::: Listing

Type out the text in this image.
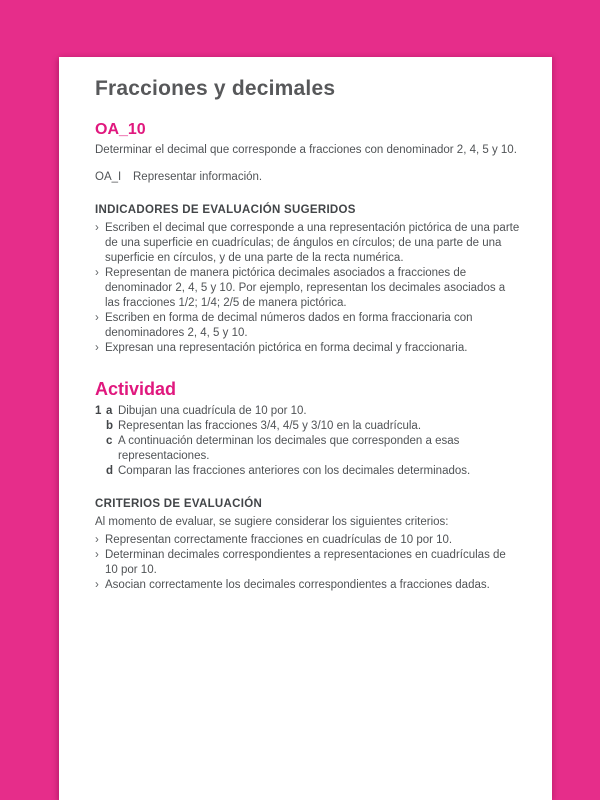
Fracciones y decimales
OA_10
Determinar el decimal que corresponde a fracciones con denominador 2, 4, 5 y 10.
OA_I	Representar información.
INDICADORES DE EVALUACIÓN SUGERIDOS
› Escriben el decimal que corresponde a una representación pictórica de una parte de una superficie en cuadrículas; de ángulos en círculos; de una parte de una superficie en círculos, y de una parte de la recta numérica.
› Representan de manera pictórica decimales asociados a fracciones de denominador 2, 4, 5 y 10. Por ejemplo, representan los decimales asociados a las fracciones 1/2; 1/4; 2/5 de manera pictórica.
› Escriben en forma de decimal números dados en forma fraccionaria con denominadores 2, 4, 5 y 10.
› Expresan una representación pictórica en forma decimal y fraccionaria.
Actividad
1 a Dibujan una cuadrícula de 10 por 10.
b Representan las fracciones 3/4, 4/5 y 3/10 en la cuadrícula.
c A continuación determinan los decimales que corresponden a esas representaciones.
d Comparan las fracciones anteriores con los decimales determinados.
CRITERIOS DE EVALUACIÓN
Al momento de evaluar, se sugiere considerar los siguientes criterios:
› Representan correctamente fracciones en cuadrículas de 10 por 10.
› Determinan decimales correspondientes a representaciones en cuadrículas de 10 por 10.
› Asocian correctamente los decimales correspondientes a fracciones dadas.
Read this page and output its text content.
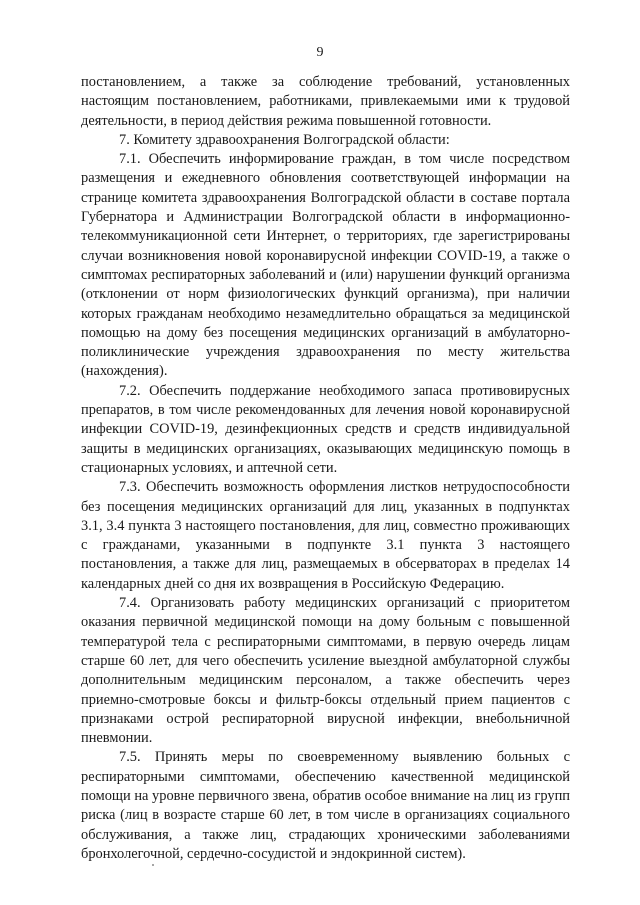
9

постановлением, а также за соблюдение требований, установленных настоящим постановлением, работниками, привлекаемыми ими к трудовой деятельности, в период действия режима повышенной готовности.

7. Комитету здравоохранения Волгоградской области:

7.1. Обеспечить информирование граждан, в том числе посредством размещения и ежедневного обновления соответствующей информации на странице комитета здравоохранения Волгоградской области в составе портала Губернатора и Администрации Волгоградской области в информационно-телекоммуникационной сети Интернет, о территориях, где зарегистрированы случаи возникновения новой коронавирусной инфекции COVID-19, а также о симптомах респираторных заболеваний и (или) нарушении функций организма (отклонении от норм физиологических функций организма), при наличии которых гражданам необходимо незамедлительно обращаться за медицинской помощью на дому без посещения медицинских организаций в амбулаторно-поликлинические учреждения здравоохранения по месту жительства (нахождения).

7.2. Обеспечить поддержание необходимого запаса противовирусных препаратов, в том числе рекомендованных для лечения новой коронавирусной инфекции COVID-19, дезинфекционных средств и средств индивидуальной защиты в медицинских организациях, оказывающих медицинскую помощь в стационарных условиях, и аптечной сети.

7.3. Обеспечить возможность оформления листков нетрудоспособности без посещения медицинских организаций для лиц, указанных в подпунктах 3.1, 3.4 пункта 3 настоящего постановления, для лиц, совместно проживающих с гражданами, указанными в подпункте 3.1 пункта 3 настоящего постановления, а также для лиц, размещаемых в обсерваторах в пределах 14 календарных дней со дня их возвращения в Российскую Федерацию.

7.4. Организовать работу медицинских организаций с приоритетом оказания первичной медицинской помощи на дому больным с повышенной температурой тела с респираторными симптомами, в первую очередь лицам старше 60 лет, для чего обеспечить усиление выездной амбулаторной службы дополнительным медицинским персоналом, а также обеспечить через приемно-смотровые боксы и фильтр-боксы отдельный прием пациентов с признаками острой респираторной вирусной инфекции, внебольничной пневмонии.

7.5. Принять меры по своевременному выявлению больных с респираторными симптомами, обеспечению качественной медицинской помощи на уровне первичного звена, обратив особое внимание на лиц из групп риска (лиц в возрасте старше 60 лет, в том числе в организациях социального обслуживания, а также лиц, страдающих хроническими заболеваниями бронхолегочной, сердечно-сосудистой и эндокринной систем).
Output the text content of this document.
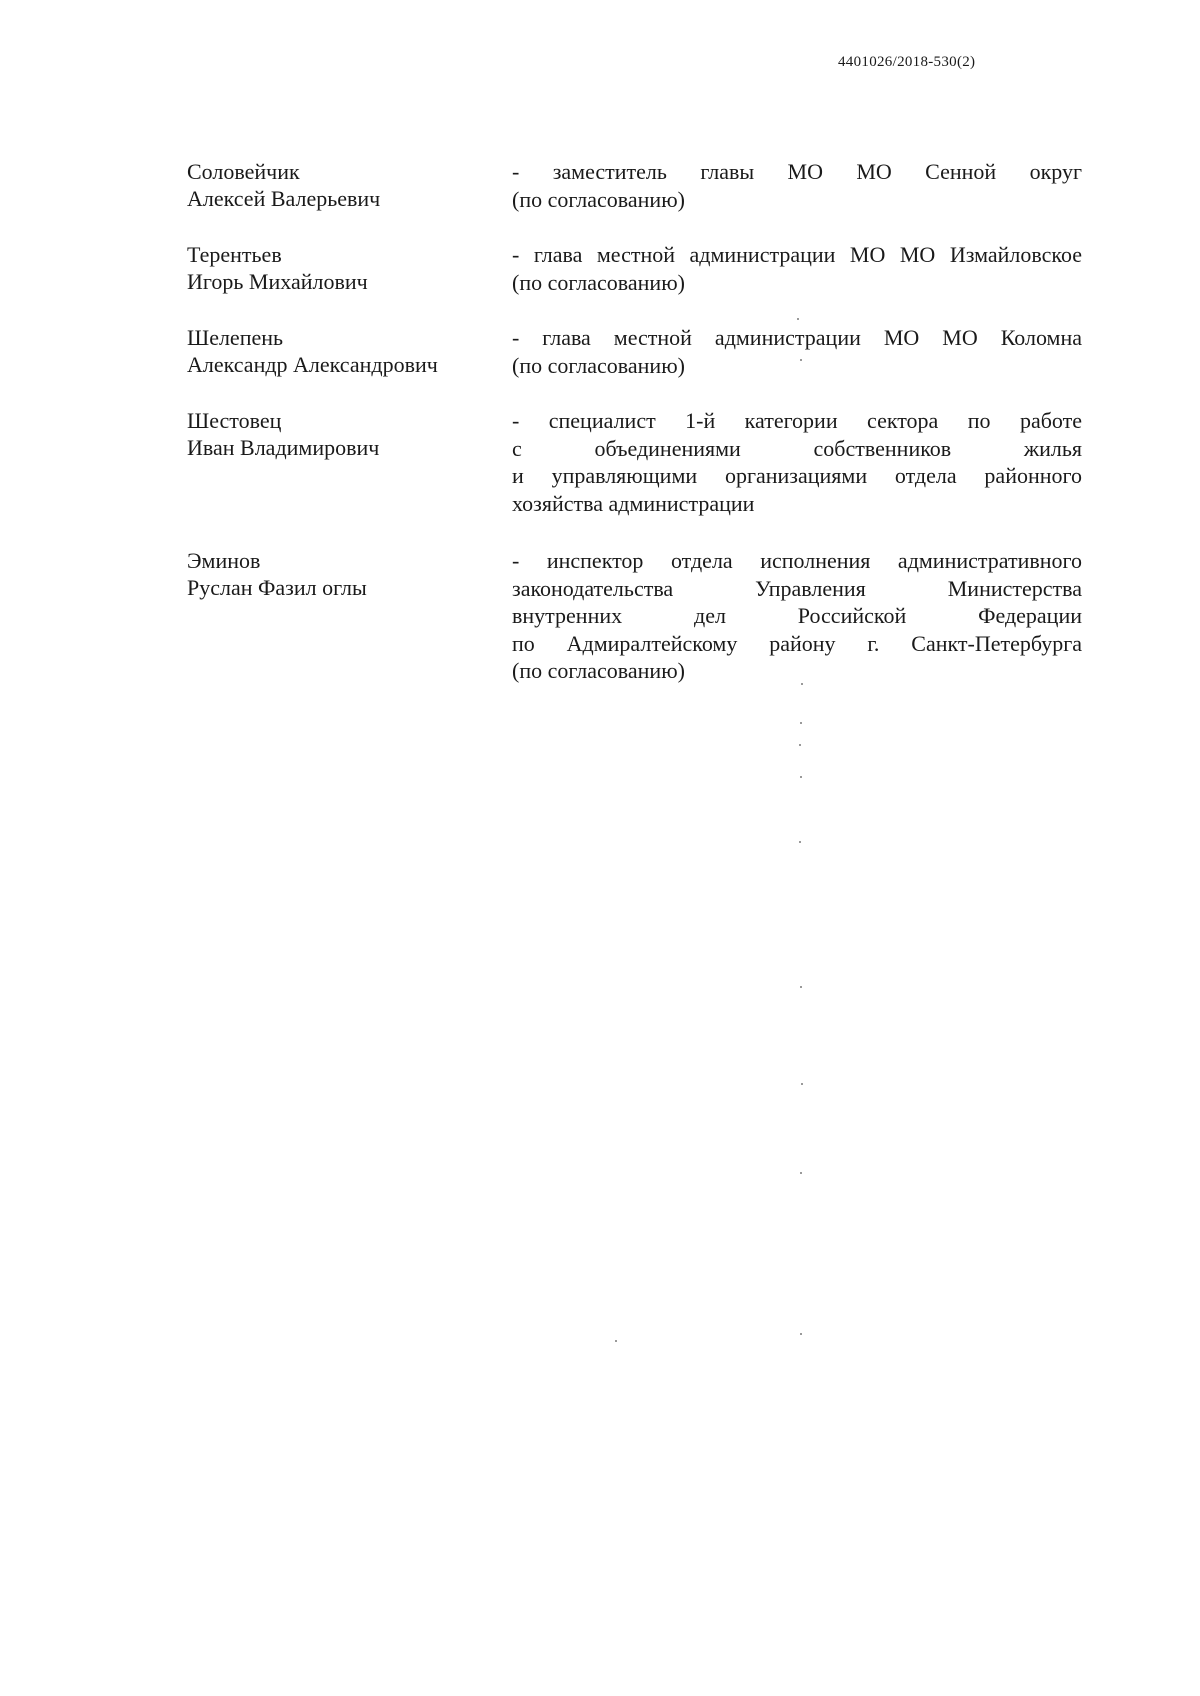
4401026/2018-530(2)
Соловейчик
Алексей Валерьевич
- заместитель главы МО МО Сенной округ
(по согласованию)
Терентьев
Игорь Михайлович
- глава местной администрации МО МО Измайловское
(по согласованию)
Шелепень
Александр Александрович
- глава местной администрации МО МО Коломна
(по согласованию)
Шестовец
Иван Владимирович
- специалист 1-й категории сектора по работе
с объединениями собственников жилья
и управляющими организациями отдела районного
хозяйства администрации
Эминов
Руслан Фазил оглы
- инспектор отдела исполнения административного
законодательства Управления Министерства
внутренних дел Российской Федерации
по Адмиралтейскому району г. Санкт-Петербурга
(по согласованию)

::::::

§ Task requirements:
Write out the lines of the listing from the one that holds "Output the text content of this document." to the very last line, both included, exactly as they appear and without any pictures.

§ Response for this exercise:
Output the text content of this document.
4401026/2018-530(2)
Соловейчик
Алексей Валерьевич
- заместитель главы МО МО Сенной округ
(по согласованию)
Терентьев
Игорь Михайлович
- глава местной администрации МО МО Измайловское
(по согласованию)
Шелепень
Александр Александрович
- глава местной администрации МО МО Коломна
(по согласованию)
Шестовец
Иван Владимирович
- специалист 1-й категории сектора по работе
с объединениями собственников жилья
и управляющими организациями отдела районного
хозяйства администрации
Эминов
Руслан Фазил оглы
- инспектор отдела исполнения административного
законодательства Управления Министерства
внутренних дел Российской Федерации
по Адмиралтейскому району г. Санкт-Петербурга
(по согласованию)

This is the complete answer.